• What you are asked to do:
For this exercise, copy out each line of the material below that includes "close".

Records that describe figures:
>> START

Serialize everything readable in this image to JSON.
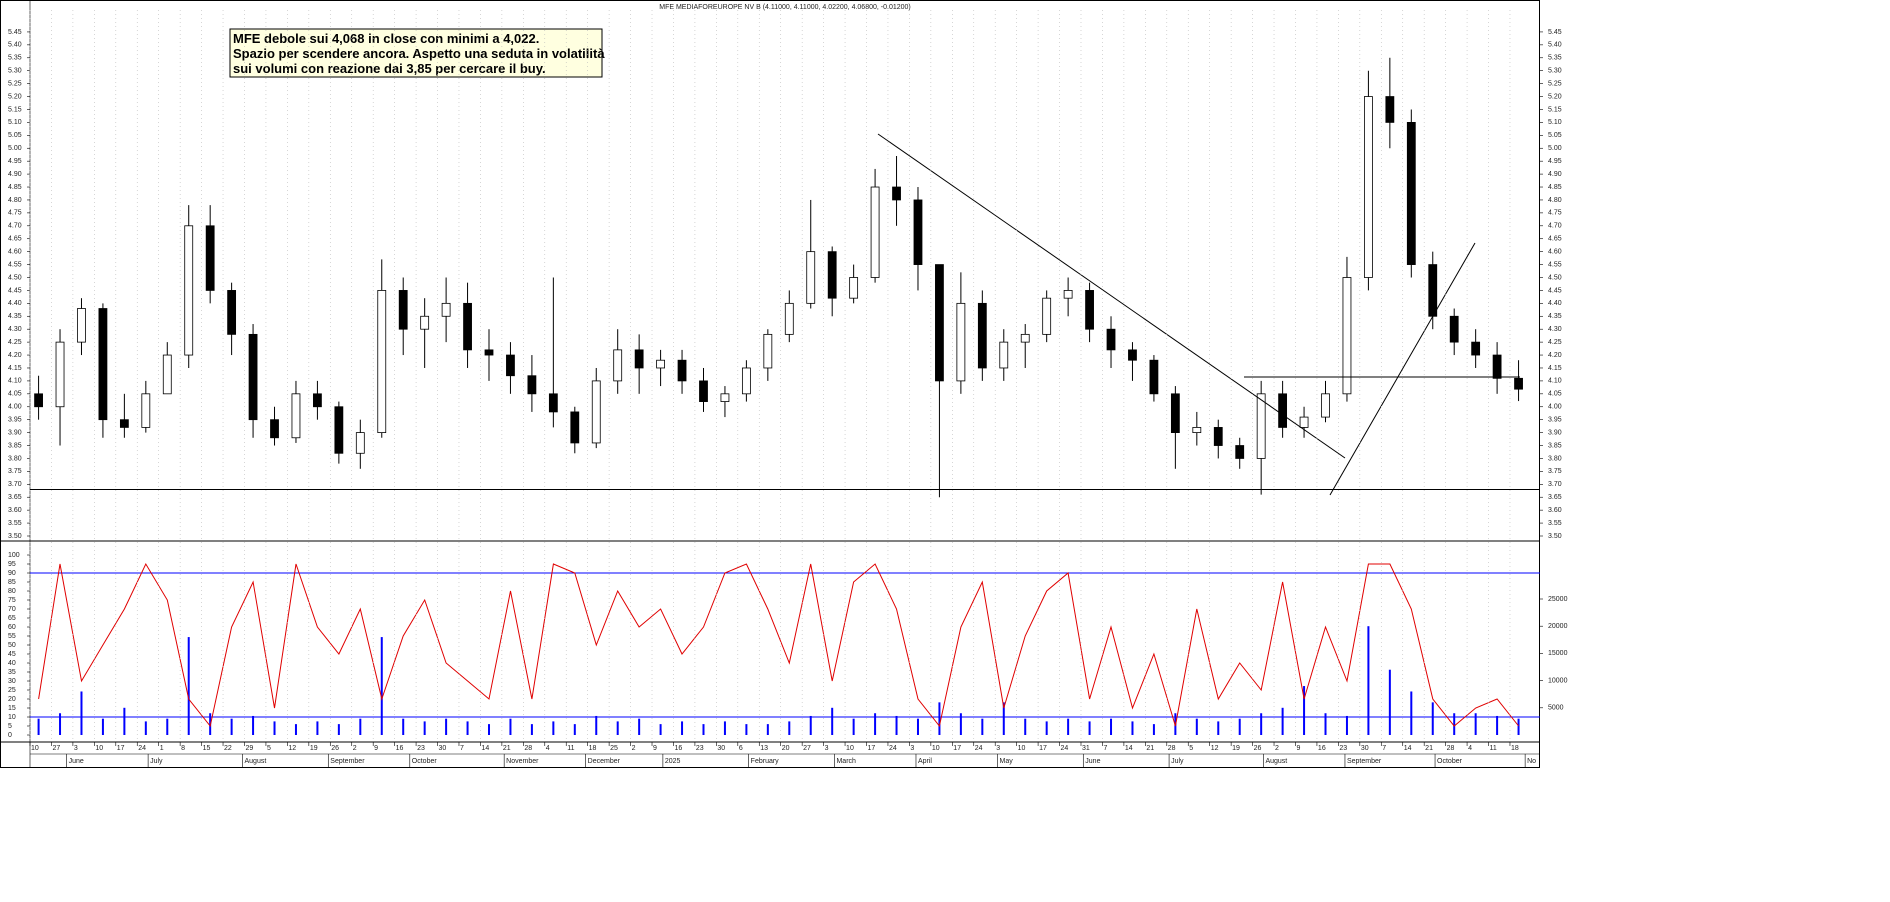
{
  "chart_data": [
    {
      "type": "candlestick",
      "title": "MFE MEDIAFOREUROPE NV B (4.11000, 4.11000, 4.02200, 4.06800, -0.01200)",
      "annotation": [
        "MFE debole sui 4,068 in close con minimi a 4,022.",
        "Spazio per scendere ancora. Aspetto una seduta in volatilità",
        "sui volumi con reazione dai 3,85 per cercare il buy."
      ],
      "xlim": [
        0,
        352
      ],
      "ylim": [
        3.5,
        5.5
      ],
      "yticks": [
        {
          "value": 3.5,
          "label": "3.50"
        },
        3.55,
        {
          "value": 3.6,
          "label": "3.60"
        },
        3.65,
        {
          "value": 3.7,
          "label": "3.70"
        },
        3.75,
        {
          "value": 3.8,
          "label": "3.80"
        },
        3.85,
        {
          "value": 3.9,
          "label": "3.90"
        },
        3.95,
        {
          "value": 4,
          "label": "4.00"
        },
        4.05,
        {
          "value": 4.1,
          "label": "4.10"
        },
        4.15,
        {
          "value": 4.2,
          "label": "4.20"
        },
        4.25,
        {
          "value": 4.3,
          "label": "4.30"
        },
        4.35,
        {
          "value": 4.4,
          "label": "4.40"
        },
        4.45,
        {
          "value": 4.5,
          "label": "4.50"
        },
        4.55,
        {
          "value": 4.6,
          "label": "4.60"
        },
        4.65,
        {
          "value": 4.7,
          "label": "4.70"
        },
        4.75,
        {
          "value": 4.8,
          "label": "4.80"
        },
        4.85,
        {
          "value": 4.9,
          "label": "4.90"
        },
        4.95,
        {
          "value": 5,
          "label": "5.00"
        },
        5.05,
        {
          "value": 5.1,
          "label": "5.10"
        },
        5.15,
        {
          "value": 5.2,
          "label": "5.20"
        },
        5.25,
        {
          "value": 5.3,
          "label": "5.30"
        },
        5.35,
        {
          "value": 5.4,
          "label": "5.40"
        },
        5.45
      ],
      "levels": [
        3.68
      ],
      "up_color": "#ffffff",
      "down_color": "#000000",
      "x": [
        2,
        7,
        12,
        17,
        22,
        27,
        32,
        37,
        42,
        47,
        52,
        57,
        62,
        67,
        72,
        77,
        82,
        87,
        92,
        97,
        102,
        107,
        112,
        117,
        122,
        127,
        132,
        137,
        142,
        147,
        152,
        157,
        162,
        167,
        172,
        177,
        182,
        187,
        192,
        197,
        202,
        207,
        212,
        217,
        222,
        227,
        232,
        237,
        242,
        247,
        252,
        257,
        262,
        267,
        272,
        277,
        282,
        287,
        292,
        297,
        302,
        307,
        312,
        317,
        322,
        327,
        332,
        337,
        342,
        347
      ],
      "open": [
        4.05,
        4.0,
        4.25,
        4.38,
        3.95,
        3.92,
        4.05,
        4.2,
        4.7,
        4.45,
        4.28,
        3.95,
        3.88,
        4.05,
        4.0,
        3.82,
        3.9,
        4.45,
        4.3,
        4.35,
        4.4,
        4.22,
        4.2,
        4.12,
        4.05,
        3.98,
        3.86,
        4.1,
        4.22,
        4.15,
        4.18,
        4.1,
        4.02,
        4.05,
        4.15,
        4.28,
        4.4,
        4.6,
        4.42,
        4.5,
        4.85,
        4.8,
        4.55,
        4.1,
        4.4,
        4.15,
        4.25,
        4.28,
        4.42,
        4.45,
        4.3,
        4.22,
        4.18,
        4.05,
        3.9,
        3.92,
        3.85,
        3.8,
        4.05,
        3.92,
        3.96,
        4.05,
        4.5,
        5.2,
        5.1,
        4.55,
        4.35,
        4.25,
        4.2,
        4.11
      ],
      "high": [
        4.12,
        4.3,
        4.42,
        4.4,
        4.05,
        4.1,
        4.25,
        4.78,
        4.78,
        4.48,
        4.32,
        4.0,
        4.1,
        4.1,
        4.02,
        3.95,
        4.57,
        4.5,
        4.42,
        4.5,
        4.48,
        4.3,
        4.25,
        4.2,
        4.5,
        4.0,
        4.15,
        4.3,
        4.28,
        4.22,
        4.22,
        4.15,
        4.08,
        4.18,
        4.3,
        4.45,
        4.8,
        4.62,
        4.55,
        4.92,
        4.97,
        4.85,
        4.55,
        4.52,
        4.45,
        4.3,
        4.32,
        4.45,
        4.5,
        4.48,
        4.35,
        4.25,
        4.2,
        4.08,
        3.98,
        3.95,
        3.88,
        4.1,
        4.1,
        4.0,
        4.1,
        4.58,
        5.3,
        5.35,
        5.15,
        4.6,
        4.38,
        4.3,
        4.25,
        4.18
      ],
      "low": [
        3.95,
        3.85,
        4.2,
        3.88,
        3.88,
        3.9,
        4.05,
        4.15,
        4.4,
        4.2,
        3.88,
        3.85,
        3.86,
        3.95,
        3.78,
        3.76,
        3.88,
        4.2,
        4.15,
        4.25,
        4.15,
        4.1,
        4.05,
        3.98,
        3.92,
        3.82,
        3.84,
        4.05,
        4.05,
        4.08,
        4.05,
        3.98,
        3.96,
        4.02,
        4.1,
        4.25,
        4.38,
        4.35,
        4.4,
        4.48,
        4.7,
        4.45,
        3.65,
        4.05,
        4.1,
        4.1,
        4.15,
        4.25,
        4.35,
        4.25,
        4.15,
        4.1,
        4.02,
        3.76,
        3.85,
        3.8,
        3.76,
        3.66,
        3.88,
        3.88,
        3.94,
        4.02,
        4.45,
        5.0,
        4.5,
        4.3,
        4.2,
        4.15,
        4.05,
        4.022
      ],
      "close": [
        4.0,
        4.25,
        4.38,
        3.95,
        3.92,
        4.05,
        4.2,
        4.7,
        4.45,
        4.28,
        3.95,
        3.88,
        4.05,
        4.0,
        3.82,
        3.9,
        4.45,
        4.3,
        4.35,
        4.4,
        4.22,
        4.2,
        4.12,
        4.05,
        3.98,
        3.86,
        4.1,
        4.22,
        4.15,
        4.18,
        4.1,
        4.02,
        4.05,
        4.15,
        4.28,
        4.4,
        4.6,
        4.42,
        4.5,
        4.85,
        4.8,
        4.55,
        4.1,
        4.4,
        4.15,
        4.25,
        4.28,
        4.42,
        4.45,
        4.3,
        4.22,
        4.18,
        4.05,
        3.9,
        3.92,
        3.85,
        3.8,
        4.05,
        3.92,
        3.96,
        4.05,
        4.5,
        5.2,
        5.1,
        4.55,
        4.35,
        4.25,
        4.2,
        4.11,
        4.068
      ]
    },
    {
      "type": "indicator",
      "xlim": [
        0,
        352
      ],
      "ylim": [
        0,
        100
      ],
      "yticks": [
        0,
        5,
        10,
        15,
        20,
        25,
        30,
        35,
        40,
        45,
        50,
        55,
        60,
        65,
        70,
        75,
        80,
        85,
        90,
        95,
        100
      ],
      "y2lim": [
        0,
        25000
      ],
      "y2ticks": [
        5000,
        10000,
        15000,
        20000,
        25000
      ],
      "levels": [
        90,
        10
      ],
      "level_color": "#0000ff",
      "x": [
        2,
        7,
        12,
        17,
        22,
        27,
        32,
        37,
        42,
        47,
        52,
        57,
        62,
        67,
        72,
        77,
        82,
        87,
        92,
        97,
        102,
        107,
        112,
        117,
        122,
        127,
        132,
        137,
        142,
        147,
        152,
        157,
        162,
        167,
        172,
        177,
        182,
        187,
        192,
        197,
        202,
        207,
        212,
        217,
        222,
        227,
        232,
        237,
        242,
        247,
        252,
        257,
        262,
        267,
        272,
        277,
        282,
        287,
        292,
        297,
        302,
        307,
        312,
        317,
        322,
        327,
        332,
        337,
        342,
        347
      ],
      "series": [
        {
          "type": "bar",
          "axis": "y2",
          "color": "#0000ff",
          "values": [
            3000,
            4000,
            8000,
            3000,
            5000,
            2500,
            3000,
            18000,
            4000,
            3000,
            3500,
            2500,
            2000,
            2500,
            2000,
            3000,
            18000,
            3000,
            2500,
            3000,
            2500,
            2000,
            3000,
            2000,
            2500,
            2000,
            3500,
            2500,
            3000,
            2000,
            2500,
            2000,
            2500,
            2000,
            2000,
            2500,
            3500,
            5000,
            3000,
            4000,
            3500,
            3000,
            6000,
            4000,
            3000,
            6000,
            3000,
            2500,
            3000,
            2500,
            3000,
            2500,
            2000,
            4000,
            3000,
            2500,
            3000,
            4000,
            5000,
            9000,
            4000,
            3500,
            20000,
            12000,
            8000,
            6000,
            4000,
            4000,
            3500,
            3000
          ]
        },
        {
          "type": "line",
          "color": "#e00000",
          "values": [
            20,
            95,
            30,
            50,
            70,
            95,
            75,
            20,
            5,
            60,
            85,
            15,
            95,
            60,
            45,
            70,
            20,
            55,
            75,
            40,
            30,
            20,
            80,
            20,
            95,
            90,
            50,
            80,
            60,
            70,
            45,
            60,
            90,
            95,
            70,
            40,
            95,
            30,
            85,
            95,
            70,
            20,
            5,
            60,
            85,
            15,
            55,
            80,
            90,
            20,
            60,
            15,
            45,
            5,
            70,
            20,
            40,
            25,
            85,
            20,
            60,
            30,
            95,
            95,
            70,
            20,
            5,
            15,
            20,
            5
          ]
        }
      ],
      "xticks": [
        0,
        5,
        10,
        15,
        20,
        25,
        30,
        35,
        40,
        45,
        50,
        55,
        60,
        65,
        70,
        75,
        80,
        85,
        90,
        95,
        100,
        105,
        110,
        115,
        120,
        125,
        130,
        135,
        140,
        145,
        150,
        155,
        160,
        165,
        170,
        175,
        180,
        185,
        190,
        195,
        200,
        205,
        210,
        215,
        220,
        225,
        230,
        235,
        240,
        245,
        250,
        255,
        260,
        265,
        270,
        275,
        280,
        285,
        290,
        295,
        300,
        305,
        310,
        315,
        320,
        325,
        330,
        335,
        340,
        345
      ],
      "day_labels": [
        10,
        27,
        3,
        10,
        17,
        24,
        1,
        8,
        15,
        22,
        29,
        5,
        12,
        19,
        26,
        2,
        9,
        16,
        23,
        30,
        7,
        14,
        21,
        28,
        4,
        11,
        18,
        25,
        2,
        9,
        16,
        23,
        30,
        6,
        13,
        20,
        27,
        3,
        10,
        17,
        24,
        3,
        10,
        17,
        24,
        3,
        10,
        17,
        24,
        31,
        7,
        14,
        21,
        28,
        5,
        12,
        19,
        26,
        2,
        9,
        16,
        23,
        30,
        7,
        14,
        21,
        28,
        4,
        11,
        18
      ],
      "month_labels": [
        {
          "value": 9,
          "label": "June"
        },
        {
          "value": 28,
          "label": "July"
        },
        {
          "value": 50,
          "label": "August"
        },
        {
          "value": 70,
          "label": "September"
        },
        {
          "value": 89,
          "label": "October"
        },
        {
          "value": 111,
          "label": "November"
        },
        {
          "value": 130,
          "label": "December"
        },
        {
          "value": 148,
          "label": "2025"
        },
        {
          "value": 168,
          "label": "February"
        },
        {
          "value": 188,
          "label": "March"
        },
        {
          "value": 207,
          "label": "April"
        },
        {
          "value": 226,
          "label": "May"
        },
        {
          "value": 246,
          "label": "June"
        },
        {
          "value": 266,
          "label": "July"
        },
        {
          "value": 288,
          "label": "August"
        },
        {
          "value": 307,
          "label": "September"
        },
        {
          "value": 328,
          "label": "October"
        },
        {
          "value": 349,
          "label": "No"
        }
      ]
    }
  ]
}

>> END

• Written response:
        "MFE debole sui 4,068 in close con minimi a 4,022.",
      "close": [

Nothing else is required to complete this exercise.